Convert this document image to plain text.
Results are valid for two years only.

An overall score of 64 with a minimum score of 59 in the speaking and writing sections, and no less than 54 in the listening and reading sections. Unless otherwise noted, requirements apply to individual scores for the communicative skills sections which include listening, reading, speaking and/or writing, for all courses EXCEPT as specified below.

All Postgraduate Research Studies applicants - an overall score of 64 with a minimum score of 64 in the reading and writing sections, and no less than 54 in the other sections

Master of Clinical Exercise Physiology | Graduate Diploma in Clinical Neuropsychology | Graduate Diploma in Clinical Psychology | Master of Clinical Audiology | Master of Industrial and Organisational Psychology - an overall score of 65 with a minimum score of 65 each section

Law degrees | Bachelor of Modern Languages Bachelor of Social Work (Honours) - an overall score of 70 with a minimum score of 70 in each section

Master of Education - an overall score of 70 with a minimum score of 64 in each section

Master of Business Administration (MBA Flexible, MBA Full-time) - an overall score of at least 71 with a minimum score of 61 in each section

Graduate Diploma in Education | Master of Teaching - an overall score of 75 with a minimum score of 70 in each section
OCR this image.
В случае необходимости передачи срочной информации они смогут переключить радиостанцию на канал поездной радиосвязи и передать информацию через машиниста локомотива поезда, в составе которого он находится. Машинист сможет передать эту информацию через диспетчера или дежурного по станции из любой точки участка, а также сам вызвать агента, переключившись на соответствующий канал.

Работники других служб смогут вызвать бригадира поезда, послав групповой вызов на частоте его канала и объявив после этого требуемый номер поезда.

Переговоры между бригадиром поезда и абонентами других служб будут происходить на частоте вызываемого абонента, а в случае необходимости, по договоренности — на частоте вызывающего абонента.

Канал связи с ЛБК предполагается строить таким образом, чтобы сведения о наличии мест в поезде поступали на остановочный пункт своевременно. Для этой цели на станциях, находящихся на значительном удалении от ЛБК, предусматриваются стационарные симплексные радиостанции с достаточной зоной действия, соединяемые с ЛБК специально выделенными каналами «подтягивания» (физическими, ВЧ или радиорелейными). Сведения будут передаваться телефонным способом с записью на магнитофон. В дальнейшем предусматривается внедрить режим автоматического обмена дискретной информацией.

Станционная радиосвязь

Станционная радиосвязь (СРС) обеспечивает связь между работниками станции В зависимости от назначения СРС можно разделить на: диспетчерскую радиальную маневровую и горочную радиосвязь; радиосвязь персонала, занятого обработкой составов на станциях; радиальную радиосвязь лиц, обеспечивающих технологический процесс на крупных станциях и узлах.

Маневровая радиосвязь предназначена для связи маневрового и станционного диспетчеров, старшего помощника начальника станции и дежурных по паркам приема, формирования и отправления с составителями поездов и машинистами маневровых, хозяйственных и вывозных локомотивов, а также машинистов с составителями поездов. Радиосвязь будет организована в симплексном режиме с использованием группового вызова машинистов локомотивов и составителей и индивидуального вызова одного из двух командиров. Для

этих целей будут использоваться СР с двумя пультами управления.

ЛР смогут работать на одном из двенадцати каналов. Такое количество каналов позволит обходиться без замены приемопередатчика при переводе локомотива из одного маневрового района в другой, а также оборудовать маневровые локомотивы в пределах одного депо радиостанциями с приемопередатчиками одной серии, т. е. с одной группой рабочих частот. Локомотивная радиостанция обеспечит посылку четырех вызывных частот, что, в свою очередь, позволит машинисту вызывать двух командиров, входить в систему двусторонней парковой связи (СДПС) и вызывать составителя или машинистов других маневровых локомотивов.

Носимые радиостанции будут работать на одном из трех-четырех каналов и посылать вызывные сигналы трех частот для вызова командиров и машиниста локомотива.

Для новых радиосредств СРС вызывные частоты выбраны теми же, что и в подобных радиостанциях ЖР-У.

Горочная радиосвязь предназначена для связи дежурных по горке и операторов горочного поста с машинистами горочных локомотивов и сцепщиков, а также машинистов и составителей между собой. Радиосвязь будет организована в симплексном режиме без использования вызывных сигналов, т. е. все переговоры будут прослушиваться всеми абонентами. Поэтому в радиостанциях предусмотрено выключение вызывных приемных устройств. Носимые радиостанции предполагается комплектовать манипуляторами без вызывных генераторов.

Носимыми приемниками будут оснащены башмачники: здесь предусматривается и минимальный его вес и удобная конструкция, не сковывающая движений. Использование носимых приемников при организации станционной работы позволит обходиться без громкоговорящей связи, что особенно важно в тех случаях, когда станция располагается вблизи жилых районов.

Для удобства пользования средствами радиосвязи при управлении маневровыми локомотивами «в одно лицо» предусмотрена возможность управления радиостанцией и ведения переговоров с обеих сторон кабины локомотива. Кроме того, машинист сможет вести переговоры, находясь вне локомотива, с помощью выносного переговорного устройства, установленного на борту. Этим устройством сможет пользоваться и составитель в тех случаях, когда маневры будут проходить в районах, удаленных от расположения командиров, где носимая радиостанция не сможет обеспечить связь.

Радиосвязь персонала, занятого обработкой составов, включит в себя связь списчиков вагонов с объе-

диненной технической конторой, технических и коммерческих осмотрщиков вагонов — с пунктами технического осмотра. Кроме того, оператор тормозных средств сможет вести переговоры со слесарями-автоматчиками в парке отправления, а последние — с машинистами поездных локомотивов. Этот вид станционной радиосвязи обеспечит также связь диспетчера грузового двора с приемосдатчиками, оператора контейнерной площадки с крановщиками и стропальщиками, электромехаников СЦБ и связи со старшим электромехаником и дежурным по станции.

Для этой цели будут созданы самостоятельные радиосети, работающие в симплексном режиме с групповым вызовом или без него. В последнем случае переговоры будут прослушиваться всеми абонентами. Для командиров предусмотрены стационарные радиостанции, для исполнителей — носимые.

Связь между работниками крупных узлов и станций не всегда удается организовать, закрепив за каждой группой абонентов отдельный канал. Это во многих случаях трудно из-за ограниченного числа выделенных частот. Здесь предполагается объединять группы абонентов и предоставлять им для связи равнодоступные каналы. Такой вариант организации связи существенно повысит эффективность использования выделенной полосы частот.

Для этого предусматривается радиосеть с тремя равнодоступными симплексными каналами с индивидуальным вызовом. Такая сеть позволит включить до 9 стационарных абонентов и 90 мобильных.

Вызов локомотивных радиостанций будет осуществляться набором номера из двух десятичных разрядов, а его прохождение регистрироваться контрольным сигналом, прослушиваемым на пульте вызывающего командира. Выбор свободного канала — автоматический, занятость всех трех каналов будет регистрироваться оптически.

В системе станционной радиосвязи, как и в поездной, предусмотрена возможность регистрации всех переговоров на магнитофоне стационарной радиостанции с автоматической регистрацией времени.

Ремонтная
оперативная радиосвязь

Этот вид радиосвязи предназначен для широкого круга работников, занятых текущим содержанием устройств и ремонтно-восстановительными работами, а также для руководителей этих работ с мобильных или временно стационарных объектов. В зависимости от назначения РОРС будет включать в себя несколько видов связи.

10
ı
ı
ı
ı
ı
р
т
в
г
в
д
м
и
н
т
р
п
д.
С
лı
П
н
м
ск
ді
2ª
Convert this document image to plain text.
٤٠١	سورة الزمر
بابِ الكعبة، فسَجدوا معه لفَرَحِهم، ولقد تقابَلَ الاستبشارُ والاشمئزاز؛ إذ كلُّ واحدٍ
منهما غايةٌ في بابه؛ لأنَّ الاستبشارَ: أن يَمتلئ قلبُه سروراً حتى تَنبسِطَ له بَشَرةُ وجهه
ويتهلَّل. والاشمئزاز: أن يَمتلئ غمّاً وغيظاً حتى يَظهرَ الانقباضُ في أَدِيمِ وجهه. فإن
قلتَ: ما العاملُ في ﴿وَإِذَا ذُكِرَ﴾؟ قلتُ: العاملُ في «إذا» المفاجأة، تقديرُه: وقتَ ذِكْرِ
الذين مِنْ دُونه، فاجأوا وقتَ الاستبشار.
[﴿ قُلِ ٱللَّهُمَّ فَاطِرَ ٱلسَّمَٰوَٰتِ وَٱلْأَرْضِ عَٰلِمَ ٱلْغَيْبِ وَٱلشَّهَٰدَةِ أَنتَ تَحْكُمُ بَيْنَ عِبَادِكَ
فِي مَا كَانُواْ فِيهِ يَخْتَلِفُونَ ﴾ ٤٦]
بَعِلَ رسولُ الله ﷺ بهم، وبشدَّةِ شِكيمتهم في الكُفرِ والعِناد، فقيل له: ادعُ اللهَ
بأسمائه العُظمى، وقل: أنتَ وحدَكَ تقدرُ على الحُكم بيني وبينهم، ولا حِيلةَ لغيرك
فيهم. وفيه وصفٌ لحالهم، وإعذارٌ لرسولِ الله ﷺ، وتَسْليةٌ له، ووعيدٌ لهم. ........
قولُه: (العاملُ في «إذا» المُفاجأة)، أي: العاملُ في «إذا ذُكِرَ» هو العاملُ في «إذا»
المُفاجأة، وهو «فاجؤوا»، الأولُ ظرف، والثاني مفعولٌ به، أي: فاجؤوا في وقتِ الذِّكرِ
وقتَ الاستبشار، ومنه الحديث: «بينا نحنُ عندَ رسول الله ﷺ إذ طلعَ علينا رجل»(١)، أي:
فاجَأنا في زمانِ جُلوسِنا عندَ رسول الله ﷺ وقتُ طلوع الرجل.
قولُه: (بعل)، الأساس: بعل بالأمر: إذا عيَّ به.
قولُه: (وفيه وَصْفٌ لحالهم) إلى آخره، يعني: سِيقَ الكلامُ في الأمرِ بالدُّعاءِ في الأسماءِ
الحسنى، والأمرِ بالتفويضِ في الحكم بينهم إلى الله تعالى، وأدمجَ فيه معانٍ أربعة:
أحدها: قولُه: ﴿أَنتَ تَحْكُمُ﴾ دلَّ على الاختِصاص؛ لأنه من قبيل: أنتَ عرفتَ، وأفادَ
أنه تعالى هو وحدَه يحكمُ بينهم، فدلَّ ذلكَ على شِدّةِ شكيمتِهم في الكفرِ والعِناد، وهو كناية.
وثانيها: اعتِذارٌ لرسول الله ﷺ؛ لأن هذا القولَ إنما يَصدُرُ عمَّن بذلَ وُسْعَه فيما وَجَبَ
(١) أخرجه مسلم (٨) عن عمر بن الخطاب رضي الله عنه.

* * *

» Objective
Copy out the lines in which the string "لرسول" appears.

» Response below
فيهم. وفيه وصفٌ لحالهم، وإعذارٌ لرسولِ الله ﷺ، وتَسْليةٌ له، ووعيدٌ لهم. ........
وثانيها: اعتِذارٌ لرسول الله ﷺ؛ لأن هذا القولَ إنما يَصدُرُ عمَّن بذلَ وُسْعَه فيما وَجَبَ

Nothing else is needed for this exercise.